__Task inputs__:
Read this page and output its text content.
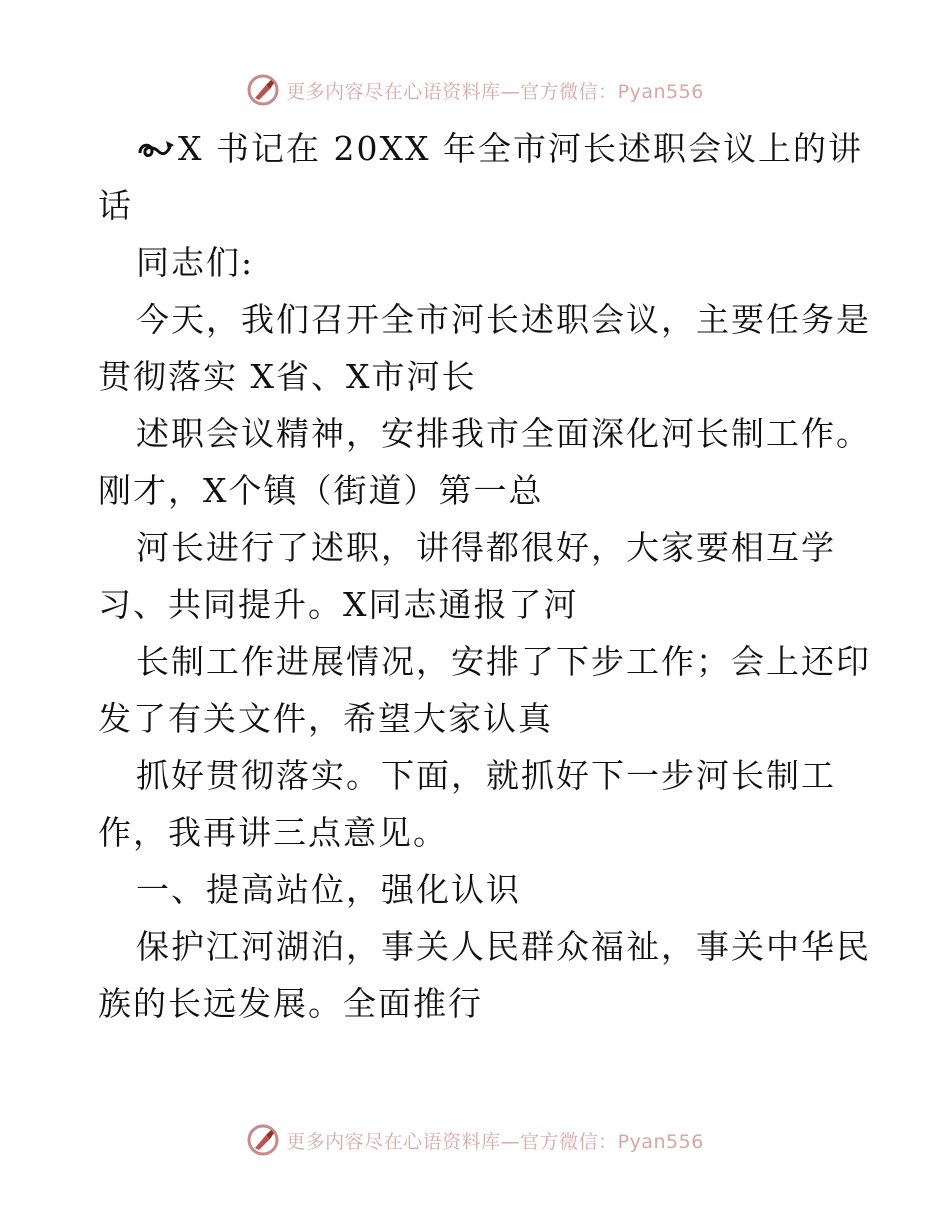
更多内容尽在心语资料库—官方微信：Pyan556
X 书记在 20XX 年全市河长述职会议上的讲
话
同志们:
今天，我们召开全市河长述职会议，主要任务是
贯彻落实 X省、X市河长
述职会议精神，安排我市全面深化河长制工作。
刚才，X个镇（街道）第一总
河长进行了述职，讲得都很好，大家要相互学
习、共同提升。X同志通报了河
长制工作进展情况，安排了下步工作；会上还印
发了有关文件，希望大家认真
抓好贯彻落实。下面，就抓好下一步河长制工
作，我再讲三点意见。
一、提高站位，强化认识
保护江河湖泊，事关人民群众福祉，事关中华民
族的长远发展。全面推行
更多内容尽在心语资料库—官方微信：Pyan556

...

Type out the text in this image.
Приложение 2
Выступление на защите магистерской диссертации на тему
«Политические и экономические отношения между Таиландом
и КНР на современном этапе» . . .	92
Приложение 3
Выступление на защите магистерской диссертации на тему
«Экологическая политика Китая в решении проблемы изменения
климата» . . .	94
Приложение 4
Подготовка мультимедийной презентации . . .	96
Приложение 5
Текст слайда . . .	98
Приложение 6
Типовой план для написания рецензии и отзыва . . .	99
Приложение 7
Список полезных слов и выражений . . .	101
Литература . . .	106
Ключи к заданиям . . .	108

__Problem details__: Extract each line from the listing that holds the word "this".

__Task response__:
Read this page and output its text content.
Type out the text in this image.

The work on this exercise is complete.